## start
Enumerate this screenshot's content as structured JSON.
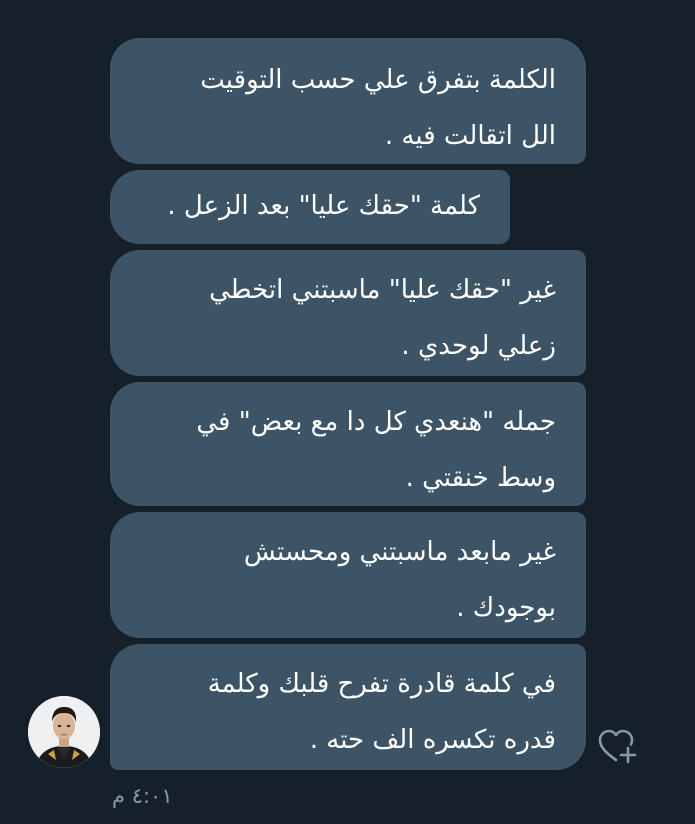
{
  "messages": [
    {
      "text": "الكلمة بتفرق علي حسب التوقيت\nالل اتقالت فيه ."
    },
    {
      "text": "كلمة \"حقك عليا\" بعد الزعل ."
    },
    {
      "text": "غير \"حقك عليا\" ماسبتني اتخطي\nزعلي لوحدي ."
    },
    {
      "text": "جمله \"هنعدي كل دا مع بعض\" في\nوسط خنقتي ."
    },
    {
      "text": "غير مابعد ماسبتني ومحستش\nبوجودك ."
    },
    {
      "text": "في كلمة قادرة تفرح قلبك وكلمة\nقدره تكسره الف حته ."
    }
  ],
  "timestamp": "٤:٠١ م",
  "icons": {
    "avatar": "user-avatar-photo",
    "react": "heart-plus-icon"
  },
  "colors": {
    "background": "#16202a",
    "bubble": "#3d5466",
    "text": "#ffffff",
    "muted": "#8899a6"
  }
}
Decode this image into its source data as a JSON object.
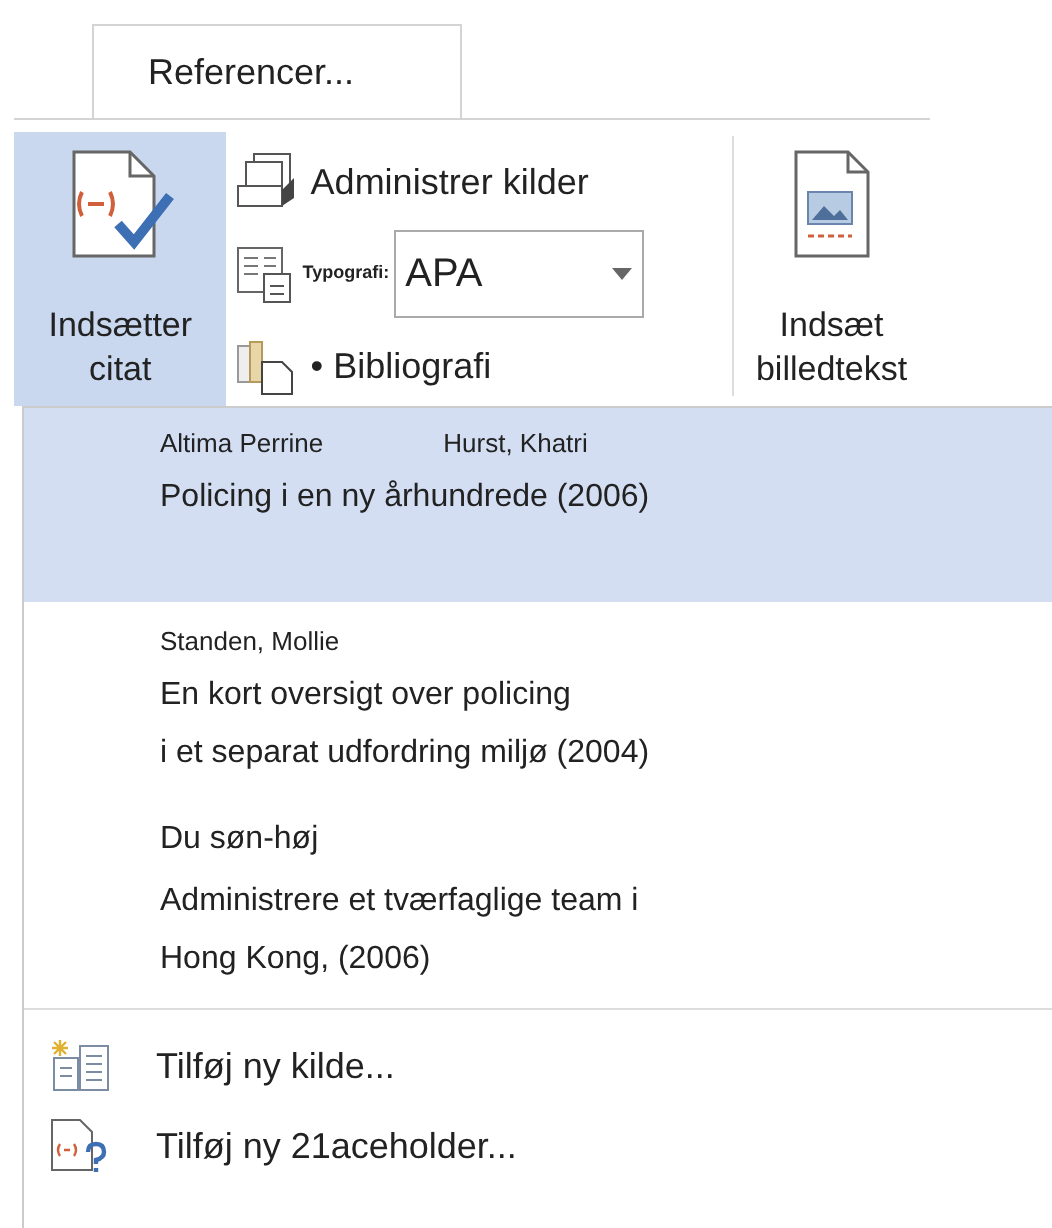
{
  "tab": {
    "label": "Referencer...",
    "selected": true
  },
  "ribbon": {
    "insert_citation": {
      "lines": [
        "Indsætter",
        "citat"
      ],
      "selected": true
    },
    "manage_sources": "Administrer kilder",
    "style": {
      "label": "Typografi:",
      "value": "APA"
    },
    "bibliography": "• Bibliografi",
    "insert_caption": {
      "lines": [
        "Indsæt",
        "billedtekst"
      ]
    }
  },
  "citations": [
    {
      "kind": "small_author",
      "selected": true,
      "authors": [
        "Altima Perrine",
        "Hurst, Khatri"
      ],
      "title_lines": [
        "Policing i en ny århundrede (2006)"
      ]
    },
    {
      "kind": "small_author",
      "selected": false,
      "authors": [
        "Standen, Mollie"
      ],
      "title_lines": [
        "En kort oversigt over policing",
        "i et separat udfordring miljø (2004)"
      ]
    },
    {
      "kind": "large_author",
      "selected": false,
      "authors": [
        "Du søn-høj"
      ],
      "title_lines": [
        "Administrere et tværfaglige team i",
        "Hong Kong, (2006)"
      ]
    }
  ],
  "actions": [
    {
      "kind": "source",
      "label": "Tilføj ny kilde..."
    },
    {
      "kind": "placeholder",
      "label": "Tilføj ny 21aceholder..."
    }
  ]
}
## end
## start
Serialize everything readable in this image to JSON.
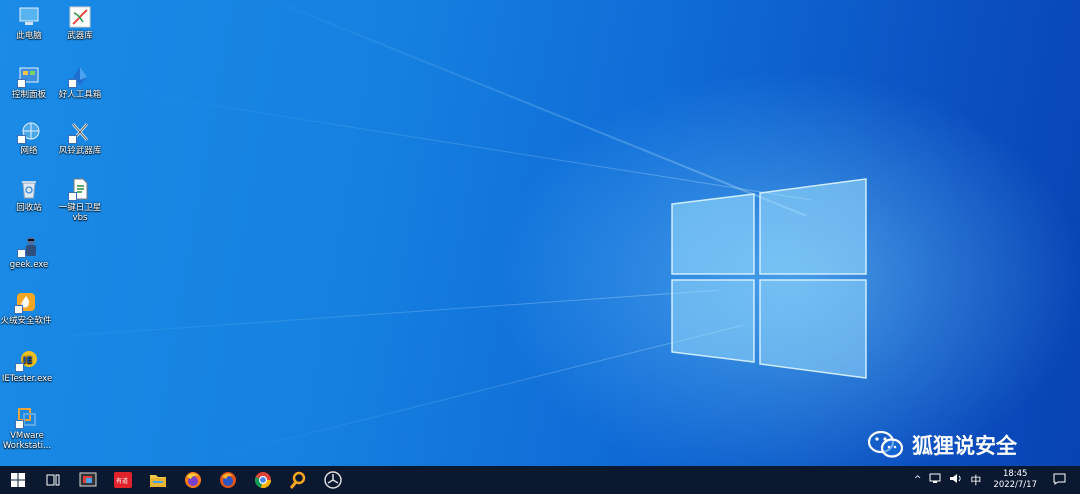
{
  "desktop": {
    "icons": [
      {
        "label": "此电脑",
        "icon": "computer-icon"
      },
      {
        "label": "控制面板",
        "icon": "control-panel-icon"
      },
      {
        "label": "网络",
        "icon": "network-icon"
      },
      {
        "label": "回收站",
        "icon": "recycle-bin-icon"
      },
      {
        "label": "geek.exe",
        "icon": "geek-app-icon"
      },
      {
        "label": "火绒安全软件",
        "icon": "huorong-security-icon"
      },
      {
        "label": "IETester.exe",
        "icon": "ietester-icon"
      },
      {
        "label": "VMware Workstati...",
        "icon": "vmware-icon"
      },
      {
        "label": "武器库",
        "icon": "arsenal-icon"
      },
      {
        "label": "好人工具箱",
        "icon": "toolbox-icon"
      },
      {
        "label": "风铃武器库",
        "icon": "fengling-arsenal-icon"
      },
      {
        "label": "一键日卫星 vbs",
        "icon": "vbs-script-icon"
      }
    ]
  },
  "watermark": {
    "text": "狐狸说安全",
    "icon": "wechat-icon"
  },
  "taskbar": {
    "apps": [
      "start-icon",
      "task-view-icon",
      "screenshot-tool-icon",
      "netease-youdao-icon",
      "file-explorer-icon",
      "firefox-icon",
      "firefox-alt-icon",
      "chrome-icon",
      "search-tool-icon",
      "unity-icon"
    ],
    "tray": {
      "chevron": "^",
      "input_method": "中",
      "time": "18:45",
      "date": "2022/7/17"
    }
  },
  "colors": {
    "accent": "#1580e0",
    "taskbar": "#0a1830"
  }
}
## end
Copy out the lines that hold "true".

> [Exercise output]
    "selected": true
      "selected": true
      "selected": true,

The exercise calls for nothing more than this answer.